* [REQUIRED TASK] Search the material for the word "Controller" and copy each line that holds it.

* [RECORDS SHOWN]
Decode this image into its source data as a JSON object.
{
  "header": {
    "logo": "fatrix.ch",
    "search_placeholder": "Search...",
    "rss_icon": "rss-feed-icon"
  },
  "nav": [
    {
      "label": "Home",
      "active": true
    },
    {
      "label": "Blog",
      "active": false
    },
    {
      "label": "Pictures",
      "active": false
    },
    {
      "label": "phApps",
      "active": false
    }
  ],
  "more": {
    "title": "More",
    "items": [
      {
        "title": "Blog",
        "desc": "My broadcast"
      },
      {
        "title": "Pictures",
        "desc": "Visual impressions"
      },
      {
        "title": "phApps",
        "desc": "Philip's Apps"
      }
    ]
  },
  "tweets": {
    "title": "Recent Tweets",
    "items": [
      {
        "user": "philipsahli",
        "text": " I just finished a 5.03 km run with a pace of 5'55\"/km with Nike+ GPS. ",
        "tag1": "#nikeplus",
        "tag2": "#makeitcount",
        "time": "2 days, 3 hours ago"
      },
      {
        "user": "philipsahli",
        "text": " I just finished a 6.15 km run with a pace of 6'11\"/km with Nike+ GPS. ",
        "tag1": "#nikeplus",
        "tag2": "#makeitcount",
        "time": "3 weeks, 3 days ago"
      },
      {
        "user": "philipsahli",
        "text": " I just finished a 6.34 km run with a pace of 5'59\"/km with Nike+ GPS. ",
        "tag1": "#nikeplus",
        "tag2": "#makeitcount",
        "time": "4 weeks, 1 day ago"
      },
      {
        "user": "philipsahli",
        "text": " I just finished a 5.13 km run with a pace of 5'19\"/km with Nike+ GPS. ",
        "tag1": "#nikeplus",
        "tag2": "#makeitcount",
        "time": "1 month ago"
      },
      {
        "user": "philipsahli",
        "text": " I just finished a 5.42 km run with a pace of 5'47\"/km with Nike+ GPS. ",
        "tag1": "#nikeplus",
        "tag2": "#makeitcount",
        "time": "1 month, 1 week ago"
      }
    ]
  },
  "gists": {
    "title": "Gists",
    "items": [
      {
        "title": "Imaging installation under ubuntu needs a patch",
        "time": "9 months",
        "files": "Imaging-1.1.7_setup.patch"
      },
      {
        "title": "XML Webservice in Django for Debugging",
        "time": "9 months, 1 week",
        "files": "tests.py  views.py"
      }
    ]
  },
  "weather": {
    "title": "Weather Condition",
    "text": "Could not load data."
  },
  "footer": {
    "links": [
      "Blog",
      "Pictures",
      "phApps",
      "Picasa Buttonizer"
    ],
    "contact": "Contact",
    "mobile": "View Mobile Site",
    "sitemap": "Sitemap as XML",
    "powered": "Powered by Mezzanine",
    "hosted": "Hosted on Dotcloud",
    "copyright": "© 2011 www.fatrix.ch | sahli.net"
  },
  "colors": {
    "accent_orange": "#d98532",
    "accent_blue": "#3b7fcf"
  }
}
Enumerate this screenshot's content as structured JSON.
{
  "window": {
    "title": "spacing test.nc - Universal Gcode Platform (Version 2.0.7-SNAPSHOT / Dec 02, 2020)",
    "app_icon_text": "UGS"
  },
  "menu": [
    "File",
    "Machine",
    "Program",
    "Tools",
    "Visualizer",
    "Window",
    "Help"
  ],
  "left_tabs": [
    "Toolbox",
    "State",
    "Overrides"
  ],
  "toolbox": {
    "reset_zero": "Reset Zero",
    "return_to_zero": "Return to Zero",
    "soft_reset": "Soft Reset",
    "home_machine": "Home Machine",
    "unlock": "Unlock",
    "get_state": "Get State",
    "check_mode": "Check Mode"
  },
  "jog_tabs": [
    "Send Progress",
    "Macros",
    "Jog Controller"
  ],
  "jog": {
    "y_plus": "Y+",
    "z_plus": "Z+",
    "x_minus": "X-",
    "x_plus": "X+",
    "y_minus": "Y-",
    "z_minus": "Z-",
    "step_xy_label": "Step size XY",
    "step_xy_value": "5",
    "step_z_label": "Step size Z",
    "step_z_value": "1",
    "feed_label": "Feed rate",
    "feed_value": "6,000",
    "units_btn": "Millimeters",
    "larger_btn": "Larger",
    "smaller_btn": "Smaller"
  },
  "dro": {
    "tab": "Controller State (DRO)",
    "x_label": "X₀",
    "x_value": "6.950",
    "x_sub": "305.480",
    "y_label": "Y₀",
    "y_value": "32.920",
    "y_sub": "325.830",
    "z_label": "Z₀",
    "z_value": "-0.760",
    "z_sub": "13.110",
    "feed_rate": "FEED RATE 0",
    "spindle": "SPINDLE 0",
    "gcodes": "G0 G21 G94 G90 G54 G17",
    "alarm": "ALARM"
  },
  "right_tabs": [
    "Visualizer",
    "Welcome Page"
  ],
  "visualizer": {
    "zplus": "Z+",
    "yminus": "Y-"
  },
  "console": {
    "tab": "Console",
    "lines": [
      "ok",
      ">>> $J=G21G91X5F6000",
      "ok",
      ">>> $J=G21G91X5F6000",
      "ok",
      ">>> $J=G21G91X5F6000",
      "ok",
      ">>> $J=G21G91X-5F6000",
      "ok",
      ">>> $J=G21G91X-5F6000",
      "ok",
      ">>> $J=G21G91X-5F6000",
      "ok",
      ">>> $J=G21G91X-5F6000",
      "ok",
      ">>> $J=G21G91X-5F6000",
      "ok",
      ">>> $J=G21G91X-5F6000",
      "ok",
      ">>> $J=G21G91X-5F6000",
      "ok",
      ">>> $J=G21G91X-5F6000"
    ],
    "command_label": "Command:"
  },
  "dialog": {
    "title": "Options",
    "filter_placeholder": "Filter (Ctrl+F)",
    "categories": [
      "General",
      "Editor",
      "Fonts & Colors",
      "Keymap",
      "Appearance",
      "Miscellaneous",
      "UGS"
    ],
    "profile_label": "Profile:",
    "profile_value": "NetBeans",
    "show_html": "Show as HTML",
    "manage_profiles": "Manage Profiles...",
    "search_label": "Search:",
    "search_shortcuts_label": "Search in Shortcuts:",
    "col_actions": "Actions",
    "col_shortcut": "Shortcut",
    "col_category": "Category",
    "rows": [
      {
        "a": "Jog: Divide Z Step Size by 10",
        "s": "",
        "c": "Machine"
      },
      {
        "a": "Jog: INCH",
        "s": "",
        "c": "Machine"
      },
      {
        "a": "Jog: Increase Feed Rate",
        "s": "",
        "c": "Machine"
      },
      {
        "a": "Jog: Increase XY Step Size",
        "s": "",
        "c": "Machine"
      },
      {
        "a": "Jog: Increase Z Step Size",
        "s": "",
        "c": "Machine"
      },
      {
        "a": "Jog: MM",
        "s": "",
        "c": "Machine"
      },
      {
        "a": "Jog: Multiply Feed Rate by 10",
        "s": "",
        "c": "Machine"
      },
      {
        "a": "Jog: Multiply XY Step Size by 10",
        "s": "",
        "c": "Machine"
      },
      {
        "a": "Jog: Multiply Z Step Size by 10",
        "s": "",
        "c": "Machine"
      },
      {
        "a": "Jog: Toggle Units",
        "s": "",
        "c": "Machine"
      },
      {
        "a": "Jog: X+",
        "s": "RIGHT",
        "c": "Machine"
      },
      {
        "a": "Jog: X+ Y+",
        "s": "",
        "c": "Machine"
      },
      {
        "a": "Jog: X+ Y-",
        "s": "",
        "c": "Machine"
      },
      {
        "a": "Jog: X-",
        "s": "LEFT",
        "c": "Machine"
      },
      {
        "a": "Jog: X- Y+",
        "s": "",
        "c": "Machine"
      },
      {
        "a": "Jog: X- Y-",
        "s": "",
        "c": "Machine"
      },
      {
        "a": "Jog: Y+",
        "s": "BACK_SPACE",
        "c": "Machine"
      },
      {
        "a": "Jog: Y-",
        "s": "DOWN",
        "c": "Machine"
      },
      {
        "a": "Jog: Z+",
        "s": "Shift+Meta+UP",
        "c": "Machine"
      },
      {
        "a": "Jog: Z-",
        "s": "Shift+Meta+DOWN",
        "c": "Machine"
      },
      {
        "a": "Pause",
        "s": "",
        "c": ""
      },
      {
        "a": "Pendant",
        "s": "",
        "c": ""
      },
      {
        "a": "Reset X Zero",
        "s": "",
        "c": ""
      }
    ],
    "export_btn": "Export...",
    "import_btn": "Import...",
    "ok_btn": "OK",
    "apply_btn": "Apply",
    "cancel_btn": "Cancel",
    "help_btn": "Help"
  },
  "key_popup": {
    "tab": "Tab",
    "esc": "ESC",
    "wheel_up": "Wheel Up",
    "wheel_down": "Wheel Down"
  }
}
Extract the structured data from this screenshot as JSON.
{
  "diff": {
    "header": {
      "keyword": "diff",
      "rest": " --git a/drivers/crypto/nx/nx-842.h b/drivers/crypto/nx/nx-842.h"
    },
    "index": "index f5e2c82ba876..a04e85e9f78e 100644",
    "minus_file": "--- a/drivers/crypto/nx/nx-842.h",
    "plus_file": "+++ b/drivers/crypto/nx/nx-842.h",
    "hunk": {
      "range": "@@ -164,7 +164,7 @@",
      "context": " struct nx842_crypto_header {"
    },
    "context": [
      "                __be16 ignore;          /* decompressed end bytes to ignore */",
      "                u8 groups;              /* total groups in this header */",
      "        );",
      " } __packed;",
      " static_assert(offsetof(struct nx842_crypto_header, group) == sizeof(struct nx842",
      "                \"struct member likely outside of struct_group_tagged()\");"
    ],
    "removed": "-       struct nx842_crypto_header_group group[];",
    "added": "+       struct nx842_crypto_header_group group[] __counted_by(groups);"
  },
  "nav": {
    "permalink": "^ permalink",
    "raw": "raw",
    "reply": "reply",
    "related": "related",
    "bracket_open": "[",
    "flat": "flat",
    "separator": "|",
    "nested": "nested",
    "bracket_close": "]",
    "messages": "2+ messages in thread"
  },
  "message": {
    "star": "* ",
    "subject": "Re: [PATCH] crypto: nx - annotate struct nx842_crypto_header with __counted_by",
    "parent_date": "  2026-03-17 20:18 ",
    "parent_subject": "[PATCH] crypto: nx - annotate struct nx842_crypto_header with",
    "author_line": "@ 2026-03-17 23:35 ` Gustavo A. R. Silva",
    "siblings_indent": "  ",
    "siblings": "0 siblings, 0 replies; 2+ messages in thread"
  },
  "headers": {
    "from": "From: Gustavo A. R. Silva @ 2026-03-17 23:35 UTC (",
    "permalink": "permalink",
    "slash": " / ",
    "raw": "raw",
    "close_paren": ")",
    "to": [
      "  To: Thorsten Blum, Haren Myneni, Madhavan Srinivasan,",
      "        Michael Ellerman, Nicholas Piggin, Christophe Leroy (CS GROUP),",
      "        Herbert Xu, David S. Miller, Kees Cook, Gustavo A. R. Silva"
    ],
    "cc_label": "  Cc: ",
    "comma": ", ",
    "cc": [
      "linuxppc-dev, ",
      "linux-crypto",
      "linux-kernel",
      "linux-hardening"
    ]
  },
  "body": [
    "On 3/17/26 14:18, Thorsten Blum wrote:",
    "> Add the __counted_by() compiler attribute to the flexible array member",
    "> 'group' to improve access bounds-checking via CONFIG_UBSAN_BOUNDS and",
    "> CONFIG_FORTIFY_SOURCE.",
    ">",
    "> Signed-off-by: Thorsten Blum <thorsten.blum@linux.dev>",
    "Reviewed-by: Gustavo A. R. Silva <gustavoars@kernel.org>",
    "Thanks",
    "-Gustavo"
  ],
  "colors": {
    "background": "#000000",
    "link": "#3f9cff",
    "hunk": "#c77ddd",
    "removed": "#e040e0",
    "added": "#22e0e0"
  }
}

* [OUTPUT OF THE EXERCISE]
    "Jog Controller"
    "tab": "Controller State (DRO)",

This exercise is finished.